Written problem. Give every entry again, word for word.

(Dataset records)

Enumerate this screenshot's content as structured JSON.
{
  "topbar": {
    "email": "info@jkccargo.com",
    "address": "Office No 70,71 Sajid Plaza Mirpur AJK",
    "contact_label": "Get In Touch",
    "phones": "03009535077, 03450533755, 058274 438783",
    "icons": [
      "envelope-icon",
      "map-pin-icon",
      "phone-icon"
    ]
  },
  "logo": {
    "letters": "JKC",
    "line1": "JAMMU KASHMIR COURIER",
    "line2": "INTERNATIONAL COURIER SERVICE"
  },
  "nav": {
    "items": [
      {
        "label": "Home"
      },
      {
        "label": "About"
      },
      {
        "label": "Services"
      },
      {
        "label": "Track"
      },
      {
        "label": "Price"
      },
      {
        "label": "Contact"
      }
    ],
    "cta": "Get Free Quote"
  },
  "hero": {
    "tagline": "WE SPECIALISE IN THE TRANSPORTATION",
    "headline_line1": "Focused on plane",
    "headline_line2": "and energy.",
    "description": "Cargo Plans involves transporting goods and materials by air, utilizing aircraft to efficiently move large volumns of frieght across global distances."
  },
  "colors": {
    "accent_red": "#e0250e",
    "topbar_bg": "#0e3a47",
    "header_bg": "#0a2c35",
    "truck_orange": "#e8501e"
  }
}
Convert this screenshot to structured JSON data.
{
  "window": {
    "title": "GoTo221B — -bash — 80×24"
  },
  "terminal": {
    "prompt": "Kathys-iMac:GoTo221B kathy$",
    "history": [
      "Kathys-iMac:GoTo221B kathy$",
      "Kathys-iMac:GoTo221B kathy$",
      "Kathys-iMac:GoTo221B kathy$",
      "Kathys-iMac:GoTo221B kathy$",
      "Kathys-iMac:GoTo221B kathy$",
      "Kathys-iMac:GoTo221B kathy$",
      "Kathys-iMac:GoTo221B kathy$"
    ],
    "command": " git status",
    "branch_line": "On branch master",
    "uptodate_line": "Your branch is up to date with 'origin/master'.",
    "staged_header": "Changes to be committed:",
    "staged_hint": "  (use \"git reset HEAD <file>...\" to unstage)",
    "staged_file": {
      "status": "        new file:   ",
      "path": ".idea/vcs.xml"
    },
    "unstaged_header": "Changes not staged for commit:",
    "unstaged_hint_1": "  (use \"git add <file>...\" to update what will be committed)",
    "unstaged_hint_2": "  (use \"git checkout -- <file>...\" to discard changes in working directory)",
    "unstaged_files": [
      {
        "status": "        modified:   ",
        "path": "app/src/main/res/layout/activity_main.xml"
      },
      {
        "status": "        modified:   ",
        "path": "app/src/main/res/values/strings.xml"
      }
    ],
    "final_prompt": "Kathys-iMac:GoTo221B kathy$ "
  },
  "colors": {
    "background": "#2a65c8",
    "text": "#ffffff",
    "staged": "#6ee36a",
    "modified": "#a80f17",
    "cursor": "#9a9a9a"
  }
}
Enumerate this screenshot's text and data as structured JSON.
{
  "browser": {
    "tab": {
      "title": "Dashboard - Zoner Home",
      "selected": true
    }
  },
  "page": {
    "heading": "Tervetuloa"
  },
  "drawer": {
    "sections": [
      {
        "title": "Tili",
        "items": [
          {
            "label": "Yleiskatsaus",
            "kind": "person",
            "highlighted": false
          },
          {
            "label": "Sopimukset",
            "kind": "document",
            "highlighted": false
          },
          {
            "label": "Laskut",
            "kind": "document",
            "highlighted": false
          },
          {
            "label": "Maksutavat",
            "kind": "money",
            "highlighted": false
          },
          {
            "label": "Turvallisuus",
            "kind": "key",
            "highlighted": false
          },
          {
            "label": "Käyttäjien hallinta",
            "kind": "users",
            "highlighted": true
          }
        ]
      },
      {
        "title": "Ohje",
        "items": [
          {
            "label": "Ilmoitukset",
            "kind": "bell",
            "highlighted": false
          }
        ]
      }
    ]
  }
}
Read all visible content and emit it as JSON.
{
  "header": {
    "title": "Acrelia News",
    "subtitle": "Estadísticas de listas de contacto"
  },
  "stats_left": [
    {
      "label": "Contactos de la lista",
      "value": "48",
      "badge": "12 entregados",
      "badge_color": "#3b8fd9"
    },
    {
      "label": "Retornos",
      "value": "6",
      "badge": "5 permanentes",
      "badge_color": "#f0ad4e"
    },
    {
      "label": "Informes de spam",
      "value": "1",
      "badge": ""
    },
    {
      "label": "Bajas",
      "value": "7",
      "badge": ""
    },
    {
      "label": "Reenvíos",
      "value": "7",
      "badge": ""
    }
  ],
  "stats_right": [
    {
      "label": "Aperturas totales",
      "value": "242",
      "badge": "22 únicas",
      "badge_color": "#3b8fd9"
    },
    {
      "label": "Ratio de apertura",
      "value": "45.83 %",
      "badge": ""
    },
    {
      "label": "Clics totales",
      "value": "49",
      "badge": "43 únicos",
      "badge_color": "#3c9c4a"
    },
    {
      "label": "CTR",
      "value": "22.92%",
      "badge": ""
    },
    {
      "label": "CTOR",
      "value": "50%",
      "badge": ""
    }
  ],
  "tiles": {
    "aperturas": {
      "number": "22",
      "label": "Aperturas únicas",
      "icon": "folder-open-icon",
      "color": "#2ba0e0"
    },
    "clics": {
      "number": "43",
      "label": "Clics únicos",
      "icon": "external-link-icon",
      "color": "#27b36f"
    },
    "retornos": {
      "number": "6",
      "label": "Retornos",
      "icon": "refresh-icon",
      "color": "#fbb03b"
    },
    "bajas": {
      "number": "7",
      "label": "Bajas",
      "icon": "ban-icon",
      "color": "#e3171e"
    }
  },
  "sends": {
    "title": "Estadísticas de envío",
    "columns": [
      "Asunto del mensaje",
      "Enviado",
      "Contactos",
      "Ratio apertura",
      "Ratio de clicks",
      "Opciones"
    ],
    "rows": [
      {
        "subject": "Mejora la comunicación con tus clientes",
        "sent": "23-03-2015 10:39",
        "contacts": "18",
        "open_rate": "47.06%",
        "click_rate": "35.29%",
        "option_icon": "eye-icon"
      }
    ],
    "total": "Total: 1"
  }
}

Finished answer.
Enumerate this screenshot's content as structured JSON.
{
  "topbar": {
    "email": "info@jkccargo.com",
    "address": "Office No 70,71 Sajid Plaza Mirpur AJK",
    "contact_label": "Get In Touch",
    "phones": "03009535077, 03450533755, 058274 438783",
    "icons": [
      "envelope-icon",
      "map-pin-icon",
      "phone-icon"
    ]
  },
  "logo": {
    "letters": "JKC",
    "line1": "JAMMU KASHMIR COURIER",
    "line2": "INTERNATIONAL COURIER SERVICE"
  },
  "nav": {
    "items": [
      {
        "label": "Home"
      },
      {
        "label": "About"
      },
      {
        "label": "Services"
      },
      {
        "label": "Track"
      },
      {
        "label": "Price"
      },
      {
        "label": "Contact"
      }
    ],
    "cta": "Get Free Quote"
  },
  "hero": {
    "tagline": "WE SPECIALISE IN THE TRANSPORTATION",
    "headline_line1": "Focused on plane",
    "headline_line2": "and energy.",
    "description": "Cargo Plans involves transporting goods and materials by air, utilizing aircraft to efficiently move large volumns of frieght across global distances."
  },
  "colors": {
    "accent_red": "#e0250e",
    "topbar_bg": "#0e3a47",
    "header_bg": "#0a2c35",
    "truck_orange": "#e8501e"
  }
}
Convert this screenshot to structured JSON data.
{
  "window": {
    "title": "GoTo221B — -bash — 80×24"
  },
  "terminal": {
    "prompt": "Kathys-iMac:GoTo221B kathy$",
    "history": [
      "Kathys-iMac:GoTo221B kathy$",
      "Kathys-iMac:GoTo221B kathy$",
      "Kathys-iMac:GoTo221B kathy$",
      "Kathys-iMac:GoTo221B kathy$",
      "Kathys-iMac:GoTo221B kathy$",
      "Kathys-iMac:GoTo221B kathy$",
      "Kathys-iMac:GoTo221B kathy$"
    ],
    "command": " git status",
    "branch_line": "On branch master",
    "uptodate_line": "Your branch is up to date with 'origin/master'.",
    "staged_header": "Changes to be committed:",
    "staged_hint": "  (use \"git reset HEAD <file>...\" to unstage)",
    "staged_file": {
      "status": "        new file:   ",
      "path": ".idea/vcs.xml"
    },
    "unstaged_header": "Changes not staged for commit:",
    "unstaged_hint_1": "  (use \"git add <file>...\" to update what will be committed)",
    "unstaged_hint_2": "  (use \"git checkout -- <file>...\" to discard changes in working directory)",
    "unstaged_files": [
      {
        "status": "        modified:   ",
        "path": "app/src/main/res/layout/activity_main.xml"
      },
      {
        "status": "        modified:   ",
        "path": "app/src/main/res/values/strings.xml"
      }
    ],
    "final_prompt": "Kathys-iMac:GoTo221B kathy$ "
  },
  "colors": {
    "background": "#2a65c8",
    "text": "#ffffff",
    "staged": "#6ee36a",
    "modified": "#a80f17",
    "cursor": "#9a9a9a"
  }
}
Enumerate this screenshot's text and data as structured JSON.
{
  "browser": {
    "tab": {
      "title": "Dashboard - Zoner Home",
      "selected": true
    }
  },
  "page": {
    "heading": "Tervetuloa"
  },
  "drawer": {
    "sections": [
      {
        "title": "Tili",
        "items": [
          {
            "label": "Yleiskatsaus",
            "kind": "person",
            "highlighted": false
          },
          {
            "label": "Sopimukset",
            "kind": "document",
            "highlighted": false
          },
          {
            "label": "Laskut",
            "kind": "document",
            "highlighted": false
          },
          {
            "label": "Maksutavat",
            "kind": "money",
            "highlighted": false
          },
          {
            "label": "Turvallisuus",
            "kind": "key",
            "highlighted": false
          },
          {
            "label": "Käyttäjien hallinta",
            "kind": "users",
            "highlighted": true
          }
        ]
      },
      {
        "title": "Ohje",
        "items": [
          {
            "label": "Ilmoitukset",
            "kind": "bell",
            "highlighted": false
          }
        ]
      }
    ]
  }
}
Read all visible content and emit it as JSON.
{
  "header": {
    "title": "Acrelia News",
    "subtitle": "Estadísticas de listas de contacto"
  },
  "stats_left": [
    {
      "label": "Contactos de la lista",
      "value": "48",
      "badge": "12 entregados",
      "badge_color": "#3b8fd9"
    },
    {
      "label": "Retornos",
      "value": "6",
      "badge": "5 permanentes",
      "badge_color": "#f0ad4e"
    },
    {
      "label": "Informes de spam",
      "value": "1",
      "badge": ""
    },
    {
      "label": "Bajas",
      "value": "7",
      "badge": ""
    },
    {
      "label": "Reenvíos",
      "value": "7",
      "badge": ""
    }
  ],
  "stats_right": [
    {
      "label": "Aperturas totales",
      "value": "242",
      "badge": "22 únicas",
      "badge_color": "#3b8fd9"
    },
    {
      "label": "Ratio de apertura",
      "value": "45.83 %",
      "badge": ""
    },
    {
      "label": "Clics totales",
      "value": "49",
      "badge": "43 únicos",
      "badge_color": "#3c9c4a"
    },
    {
      "label": "CTR",
      "value": "22.92%",
      "badge": ""
    },
    {
      "label": "CTOR",
      "value": "50%",
      "badge": ""
    }
  ],
  "tiles": {
    "aperturas": {
      "number": "22",
      "label": "Aperturas únicas",
      "icon": "folder-open-icon",
      "color": "#2ba0e0"
    },
    "clics": {
      "number": "43",
      "label": "Clics únicos",
      "icon": "external-link-icon",
      "color": "#27b36f"
    },
    "retornos": {
      "number": "6",
      "label": "Retornos",
      "icon": "refresh-icon",
      "color": "#fbb03b"
    },
    "bajas": {
      "number": "7",
      "label": "Bajas",
      "icon": "ban-icon",
      "color": "#e3171e"
    }
  },
  "sends": {
    "title": "Estadísticas de envío",
    "columns": [
      "Asunto del mensaje",
      "Enviado",
      "Contactos",
      "Ratio apertura",
      "Ratio de clicks",
      "Opciones"
    ],
    "rows": [
      {
        "subject": "Mejora la comunicación con tus clientes",
        "sent": "23-03-2015 10:39",
        "contacts": "18",
        "open_rate": "47.06%",
        "click_rate": "35.29%",
        "option_icon": "eye-icon"
      }
    ],
    "total": "Total: 1"
  }
}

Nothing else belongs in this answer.